*Objective*. Every line in the listing is to be echoed verbatim.
-- Start of Data in this exercise --
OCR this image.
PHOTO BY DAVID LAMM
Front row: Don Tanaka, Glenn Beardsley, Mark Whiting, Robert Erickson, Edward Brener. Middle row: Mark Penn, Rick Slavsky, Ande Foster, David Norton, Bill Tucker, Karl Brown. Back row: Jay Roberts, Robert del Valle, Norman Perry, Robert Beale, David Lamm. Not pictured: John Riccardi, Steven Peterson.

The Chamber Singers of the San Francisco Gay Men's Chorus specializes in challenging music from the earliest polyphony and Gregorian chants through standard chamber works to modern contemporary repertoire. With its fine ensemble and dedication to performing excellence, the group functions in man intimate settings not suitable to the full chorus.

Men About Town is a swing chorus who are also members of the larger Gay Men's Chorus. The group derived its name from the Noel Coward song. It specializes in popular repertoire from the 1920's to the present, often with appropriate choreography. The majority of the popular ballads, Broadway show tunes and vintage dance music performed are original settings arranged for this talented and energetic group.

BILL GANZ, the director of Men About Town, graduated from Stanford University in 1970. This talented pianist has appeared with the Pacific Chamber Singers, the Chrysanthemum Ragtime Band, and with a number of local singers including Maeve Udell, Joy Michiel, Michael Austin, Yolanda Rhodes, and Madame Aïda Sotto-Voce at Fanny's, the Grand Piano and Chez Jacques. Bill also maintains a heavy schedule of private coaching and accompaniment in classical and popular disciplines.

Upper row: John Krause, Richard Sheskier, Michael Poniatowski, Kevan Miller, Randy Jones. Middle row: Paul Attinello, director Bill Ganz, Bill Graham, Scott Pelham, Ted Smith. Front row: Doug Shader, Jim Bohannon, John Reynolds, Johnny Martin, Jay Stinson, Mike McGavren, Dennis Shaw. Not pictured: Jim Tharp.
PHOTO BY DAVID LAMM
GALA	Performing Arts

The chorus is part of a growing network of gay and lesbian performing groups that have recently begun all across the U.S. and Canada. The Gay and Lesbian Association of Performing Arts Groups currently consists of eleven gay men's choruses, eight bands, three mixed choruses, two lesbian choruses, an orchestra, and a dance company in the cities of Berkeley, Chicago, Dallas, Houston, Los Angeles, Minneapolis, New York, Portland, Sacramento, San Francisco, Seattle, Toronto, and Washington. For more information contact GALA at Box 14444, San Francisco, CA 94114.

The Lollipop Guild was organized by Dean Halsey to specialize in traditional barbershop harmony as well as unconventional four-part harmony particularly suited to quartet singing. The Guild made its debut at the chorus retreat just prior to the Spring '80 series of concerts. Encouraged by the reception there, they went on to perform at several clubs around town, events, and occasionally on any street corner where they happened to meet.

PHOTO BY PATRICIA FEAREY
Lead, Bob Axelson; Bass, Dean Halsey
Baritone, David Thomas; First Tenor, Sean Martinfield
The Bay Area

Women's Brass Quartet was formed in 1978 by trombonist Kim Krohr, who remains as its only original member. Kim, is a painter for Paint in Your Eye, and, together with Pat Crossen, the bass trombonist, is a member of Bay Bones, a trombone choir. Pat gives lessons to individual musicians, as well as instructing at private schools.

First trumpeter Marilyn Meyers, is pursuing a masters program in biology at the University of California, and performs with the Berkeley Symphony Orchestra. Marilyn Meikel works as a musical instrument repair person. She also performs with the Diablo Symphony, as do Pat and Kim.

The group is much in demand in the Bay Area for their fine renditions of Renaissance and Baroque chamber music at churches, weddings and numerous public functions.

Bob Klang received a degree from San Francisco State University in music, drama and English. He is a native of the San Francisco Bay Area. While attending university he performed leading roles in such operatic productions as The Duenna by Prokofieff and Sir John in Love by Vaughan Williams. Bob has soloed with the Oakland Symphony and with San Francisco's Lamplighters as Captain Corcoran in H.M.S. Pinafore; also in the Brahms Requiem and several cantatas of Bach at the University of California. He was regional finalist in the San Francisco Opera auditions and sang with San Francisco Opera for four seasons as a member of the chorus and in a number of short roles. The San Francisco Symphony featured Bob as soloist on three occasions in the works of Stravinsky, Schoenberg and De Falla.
-- End of Data in this exercise --
*Exercise output*.
OCR this image.
PHOTO BY DAVID LAMM
Front row: Don Tanaka, Glenn Beardsley, Mark Whiting, Robert Erickson, Edward Brener. Middle row: Mark Penn, Rick Slavsky, Ande Foster, David Norton, Bill Tucker, Karl Brown. Back row: Jay Roberts, Robert del Valle, Norman Perry, Robert Beale, David Lamm. Not pictured: John Riccardi, Steven Peterson.

The Chamber Singers of the San Francisco Gay Men's Chorus specializes in challenging music from the earliest polyphony and Gregorian chants through standard chamber works to modern contemporary repertoire. With its fine ensemble and dedication to performing excellence, the group functions in man intimate settings not suitable to the full chorus.

Men About Town is a swing chorus who are also members of the larger Gay Men's Chorus. The group derived its name from the Noel Coward song. It specializes in popular repertoire from the 1920's to the present, often with appropriate choreography. The majority of the popular ballads, Broadway show tunes and vintage dance music performed are original settings arranged for this talented and energetic group.

BILL GANZ, the director of Men About Town, graduated from Stanford University in 1970. This talented pianist has appeared with the Pacific Chamber Singers, the Chrysanthemum Ragtime Band, and with a number of local singers including Maeve Udell, Joy Michiel, Michael Austin, Yolanda Rhodes, and Madame Aïda Sotto-Voce at Fanny's, the Grand Piano and Chez Jacques. Bill also maintains a heavy schedule of private coaching and accompaniment in classical and popular disciplines.

Upper row: John Krause, Richard Sheskier, Michael Poniatowski, Kevan Miller, Randy Jones. Middle row: Paul Attinello, director Bill Ganz, Bill Graham, Scott Pelham, Ted Smith. Front row: Doug Shader, Jim Bohannon, John Reynolds, Johnny Martin, Jay Stinson, Mike McGavren, Dennis Shaw. Not pictured: Jim Tharp.
PHOTO BY DAVID LAMM
GALA	Performing Arts

The chorus is part of a growing network of gay and lesbian performing groups that have recently begun all across the U.S. and Canada. The Gay and Lesbian Association of Performing Arts Groups currently consists of eleven gay men's choruses, eight bands, three mixed choruses, two lesbian choruses, an orchestra, and a dance company in the cities of Berkeley, Chicago, Dallas, Houston, Los Angeles, Minneapolis, New York, Portland, Sacramento, San Francisco, Seattle, Toronto, and Washington. For more information contact GALA at Box 14444, San Francisco, CA 94114.

The Lollipop Guild was organized by Dean Halsey to specialize in traditional barbershop harmony as well as unconventional four-part harmony particularly suited to quartet singing. The Guild made its debut at the chorus retreat just prior to the Spring '80 series of concerts. Encouraged by the reception there, they went on to perform at several clubs around town, events, and occasionally on any street corner where they happened to meet.

PHOTO BY PATRICIA FEAREY
Lead, Bob Axelson; Bass, Dean Halsey
Baritone, David Thomas; First Tenor, Sean Martinfield
The Bay Area

Women's Brass Quartet was formed in 1978 by trombonist Kim Krohr, who remains as its only original member. Kim, is a painter for Paint in Your Eye, and, together with Pat Crossen, the bass trombonist, is a member of Bay Bones, a trombone choir. Pat gives lessons to individual musicians, as well as instructing at private schools.

First trumpeter Marilyn Meyers, is pursuing a masters program in biology at the University of California, and performs with the Berkeley Symphony Orchestra. Marilyn Meikel works as a musical instrument repair person. She also performs with the Diablo Symphony, as do Pat and Kim.

The group is much in demand in the Bay Area for their fine renditions of Renaissance and Baroque chamber music at churches, weddings and numerous public functions.

Bob Klang received a degree from San Francisco State University in music, drama and English. He is a native of the San Francisco Bay Area. While attending university he performed leading roles in such operatic productions as The Duenna by Prokofieff and Sir John in Love by Vaughan Williams. Bob has soloed with the Oakland Symphony and with San Francisco's Lamplighters as Captain Corcoran in H.M.S. Pinafore; also in the Brahms Requiem and several cantatas of Bach at the University of California. He was regional finalist in the San Francisco Opera auditions and sang with San Francisco Opera for four seasons as a member of the chorus and in a number of short roles. The San Francisco Symphony featured Bob as soloist on three occasions in the works of Stravinsky, Schoenberg and De Falla.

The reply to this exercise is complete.